■ **What you need to do**
Copy out all of the material exactly.

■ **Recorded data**
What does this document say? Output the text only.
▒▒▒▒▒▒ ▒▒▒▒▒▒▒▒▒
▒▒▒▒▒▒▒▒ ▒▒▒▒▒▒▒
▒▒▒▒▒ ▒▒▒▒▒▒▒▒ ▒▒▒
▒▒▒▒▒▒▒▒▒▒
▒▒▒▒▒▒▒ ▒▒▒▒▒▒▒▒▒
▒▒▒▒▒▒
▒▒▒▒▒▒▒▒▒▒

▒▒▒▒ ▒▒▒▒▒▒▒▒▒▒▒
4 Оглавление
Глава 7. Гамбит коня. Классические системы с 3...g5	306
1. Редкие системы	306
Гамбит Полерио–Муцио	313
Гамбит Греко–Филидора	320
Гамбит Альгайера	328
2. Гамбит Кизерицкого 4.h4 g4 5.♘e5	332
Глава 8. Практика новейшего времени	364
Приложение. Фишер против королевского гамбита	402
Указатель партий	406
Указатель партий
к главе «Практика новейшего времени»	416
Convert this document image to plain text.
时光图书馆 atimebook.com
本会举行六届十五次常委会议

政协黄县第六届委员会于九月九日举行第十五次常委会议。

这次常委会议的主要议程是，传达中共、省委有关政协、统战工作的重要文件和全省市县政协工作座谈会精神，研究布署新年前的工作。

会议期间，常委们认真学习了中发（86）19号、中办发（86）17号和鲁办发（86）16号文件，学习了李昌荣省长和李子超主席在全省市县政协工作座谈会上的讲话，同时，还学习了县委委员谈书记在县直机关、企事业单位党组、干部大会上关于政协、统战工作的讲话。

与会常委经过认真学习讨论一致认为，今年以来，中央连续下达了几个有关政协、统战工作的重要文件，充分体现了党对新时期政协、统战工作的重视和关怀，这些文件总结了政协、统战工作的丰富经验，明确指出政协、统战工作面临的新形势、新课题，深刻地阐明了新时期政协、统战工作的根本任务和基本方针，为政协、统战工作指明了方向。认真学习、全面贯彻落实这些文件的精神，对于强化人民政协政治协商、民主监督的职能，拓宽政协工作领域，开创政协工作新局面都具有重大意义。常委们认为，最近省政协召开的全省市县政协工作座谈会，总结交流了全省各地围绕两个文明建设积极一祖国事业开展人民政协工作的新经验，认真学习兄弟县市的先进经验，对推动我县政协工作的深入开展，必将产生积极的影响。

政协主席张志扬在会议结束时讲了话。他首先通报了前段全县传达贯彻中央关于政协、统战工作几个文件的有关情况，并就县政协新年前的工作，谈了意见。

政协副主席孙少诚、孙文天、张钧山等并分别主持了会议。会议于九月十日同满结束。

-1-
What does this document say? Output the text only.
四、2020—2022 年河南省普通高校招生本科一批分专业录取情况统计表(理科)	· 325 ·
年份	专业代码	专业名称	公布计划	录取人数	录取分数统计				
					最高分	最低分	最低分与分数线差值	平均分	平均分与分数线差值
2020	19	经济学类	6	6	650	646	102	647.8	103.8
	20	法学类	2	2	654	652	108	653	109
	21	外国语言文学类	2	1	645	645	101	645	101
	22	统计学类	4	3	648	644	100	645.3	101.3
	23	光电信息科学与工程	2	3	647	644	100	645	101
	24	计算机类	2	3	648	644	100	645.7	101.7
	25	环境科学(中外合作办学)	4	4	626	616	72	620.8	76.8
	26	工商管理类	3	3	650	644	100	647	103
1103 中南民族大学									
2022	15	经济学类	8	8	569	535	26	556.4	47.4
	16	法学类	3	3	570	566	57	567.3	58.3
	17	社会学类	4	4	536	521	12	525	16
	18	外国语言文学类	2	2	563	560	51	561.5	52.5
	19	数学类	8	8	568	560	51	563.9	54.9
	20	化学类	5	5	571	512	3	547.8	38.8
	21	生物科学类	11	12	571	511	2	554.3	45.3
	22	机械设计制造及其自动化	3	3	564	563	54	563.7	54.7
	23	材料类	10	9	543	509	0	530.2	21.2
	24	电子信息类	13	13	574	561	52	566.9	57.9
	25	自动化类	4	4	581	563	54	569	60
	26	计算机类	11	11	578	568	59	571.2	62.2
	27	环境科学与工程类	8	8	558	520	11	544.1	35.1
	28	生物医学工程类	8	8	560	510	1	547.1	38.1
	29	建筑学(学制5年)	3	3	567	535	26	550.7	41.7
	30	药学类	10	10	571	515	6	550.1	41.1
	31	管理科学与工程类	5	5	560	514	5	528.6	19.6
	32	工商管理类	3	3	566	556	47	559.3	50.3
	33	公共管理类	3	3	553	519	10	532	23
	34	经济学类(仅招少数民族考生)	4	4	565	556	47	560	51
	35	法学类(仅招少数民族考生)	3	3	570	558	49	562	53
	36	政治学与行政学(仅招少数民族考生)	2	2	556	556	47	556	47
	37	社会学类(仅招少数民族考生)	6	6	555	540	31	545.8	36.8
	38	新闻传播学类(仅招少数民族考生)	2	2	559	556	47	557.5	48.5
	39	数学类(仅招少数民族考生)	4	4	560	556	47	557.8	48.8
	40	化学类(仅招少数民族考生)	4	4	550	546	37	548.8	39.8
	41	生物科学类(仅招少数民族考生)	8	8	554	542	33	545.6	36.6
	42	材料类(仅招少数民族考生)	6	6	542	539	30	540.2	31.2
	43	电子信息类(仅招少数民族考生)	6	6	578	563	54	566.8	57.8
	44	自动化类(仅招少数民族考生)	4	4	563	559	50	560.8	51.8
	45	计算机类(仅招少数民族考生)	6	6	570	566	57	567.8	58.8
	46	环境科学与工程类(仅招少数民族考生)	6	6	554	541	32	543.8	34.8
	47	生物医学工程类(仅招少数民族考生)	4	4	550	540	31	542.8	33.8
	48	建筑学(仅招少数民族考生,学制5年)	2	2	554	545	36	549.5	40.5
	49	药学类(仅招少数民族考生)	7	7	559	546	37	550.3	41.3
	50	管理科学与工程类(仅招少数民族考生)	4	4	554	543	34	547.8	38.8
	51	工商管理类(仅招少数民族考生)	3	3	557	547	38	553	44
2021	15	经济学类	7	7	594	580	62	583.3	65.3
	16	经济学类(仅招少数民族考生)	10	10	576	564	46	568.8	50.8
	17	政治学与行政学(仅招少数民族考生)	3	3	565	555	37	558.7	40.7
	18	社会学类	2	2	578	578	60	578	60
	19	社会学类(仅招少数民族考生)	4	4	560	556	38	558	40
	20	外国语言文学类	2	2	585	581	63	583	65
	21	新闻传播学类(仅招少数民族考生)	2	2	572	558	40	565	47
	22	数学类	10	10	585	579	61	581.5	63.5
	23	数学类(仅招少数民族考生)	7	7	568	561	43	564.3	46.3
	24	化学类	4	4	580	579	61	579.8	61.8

■ **Answer to this problem**
What does this document say? Output the text only.
▒▒▒▒▒▒ ▒▒▒▒▒▒▒▒▒
▒▒▒▒▒▒▒▒ ▒▒▒▒▒▒▒
▒▒▒▒▒ ▒▒▒▒▒▒▒▒ ▒▒▒
▒▒▒▒▒▒▒▒▒▒
▒▒▒▒▒▒▒ ▒▒▒▒▒▒▒▒▒
▒▒▒▒▒▒
▒▒▒▒▒▒▒▒▒▒

▒▒▒▒ ▒▒▒▒▒▒▒▒▒▒▒
4 Оглавление
Глава 7. Гамбит коня. Классические системы с 3...g5	306
1. Редкие системы	306
Гамбит Полерио–Муцио	313
Гамбит Греко–Филидора	320
Гамбит Альгайера	328
2. Гамбит Кизерицкого 4.h4 g4 5.♘e5	332
Глава 8. Практика новейшего времени	364
Приложение. Фишер против королевского гамбита	402
Указатель партий	406
Указатель партий
к главе «Практика новейшего времени»	416
Convert this document image to plain text.
时光图书馆 atimebook.com
本会举行六届十五次常委会议

政协黄县第六届委员会于九月九日举行第十五次常委会议。

这次常委会议的主要议程是，传达中共、省委有关政协、统战工作的重要文件和全省市县政协工作座谈会精神，研究布署新年前的工作。

会议期间，常委们认真学习了中发（86）19号、中办发（86）17号和鲁办发（86）16号文件，学习了李昌荣省长和李子超主席在全省市县政协工作座谈会上的讲话，同时，还学习了县委委员谈书记在县直机关、企事业单位党组、干部大会上关于政协、统战工作的讲话。

与会常委经过认真学习讨论一致认为，今年以来，中央连续下达了几个有关政协、统战工作的重要文件，充分体现了党对新时期政协、统战工作的重视和关怀，这些文件总结了政协、统战工作的丰富经验，明确指出政协、统战工作面临的新形势、新课题，深刻地阐明了新时期政协、统战工作的根本任务和基本方针，为政协、统战工作指明了方向。认真学习、全面贯彻落实这些文件的精神，对于强化人民政协政治协商、民主监督的职能，拓宽政协工作领域，开创政协工作新局面都具有重大意义。常委们认为，最近省政协召开的全省市县政协工作座谈会，总结交流了全省各地围绕两个文明建设积极一祖国事业开展人民政协工作的新经验，认真学习兄弟县市的先进经验，对推动我县政协工作的深入开展，必将产生积极的影响。

政协主席张志扬在会议结束时讲了话。他首先通报了前段全县传达贯彻中央关于政协、统战工作几个文件的有关情况，并就县政协新年前的工作，谈了意见。

政协副主席孙少诚、孙文天、张钧山等并分别主持了会议。会议于九月十日同满结束。

-1-
What does this document say? Output the text only.
四、2020—2022 年河南省普通高校招生本科一批分专业录取情况统计表(理科)	· 325 ·
年份	专业代码	专业名称	公布计划	录取人数	录取分数统计				
					最高分	最低分	最低分与分数线差值	平均分	平均分与分数线差值
2020	19	经济学类	6	6	650	646	102	647.8	103.8
	20	法学类	2	2	654	652	108	653	109
	21	外国语言文学类	2	1	645	645	101	645	101
	22	统计学类	4	3	648	644	100	645.3	101.3
	23	光电信息科学与工程	2	3	647	644	100	645	101
	24	计算机类	2	3	648	644	100	645.7	101.7
	25	环境科学(中外合作办学)	4	4	626	616	72	620.8	76.8
	26	工商管理类	3	3	650	644	100	647	103
1103 中南民族大学									
2022	15	经济学类	8	8	569	535	26	556.4	47.4
	16	法学类	3	3	570	566	57	567.3	58.3
	17	社会学类	4	4	536	521	12	525	16
	18	外国语言文学类	2	2	563	560	51	561.5	52.5
	19	数学类	8	8	568	560	51	563.9	54.9
	20	化学类	5	5	571	512	3	547.8	38.8
	21	生物科学类	11	12	571	511	2	554.3	45.3
	22	机械设计制造及其自动化	3	3	564	563	54	563.7	54.7
	23	材料类	10	9	543	509	0	530.2	21.2
	24	电子信息类	13	13	574	561	52	566.9	57.9
	25	自动化类	4	4	581	563	54	569	60
	26	计算机类	11	11	578	568	59	571.2	62.2
	27	环境科学与工程类	8	8	558	520	11	544.1	35.1
	28	生物医学工程类	8	8	560	510	1	547.1	38.1
	29	建筑学(学制5年)	3	3	567	535	26	550.7	41.7
	30	药学类	10	10	571	515	6	550.1	41.1
	31	管理科学与工程类	5	5	560	514	5	528.6	19.6
	32	工商管理类	3	3	566	556	47	559.3	50.3
	33	公共管理类	3	3	553	519	10	532	23
	34	经济学类(仅招少数民族考生)	4	4	565	556	47	560	51
	35	法学类(仅招少数民族考生)	3	3	570	558	49	562	53
	36	政治学与行政学(仅招少数民族考生)	2	2	556	556	47	556	47
	37	社会学类(仅招少数民族考生)	6	6	555	540	31	545.8	36.8
	38	新闻传播学类(仅招少数民族考生)	2	2	559	556	47	557.5	48.5
	39	数学类(仅招少数民族考生)	4	4	560	556	47	557.8	48.8
	40	化学类(仅招少数民族考生)	4	4	550	546	37	548.8	39.8
	41	生物科学类(仅招少数民族考生)	8	8	554	542	33	545.6	36.6
	42	材料类(仅招少数民族考生)	6	6	542	539	30	540.2	31.2
	43	电子信息类(仅招少数民族考生)	6	6	578	563	54	566.8	57.8
	44	自动化类(仅招少数民族考生)	4	4	563	559	50	560.8	51.8
	45	计算机类(仅招少数民族考生)	6	6	570	566	57	567.8	58.8
	46	环境科学与工程类(仅招少数民族考生)	6	6	554	541	32	543.8	34.8
	47	生物医学工程类(仅招少数民族考生)	4	4	550	540	31	542.8	33.8
	48	建筑学(仅招少数民族考生,学制5年)	2	2	554	545	36	549.5	40.5
	49	药学类(仅招少数民族考生)	7	7	559	546	37	550.3	41.3
	50	管理科学与工程类(仅招少数民族考生)	4	4	554	543	34	547.8	38.8
	51	工商管理类(仅招少数民族考生)	3	3	557	547	38	553	44
2021	15	经济学类	7	7	594	580	62	583.3	65.3
	16	经济学类(仅招少数民族考生)	10	10	576	564	46	568.8	50.8
	17	政治学与行政学(仅招少数民族考生)	3	3	565	555	37	558.7	40.7
	18	社会学类	2	2	578	578	60	578	60
	19	社会学类(仅招少数民族考生)	4	4	560	556	38	558	40
	20	外国语言文学类	2	2	585	581	63	583	65
	21	新闻传播学类(仅招少数民族考生)	2	2	572	558	40	565	47
	22	数学类	10	10	585	579	61	581.5	63.5
	23	数学类(仅招少数民族考生)	7	7	568	561	43	564.3	46.3
	24	化学类	4	4	580	579	61	579.8	61.8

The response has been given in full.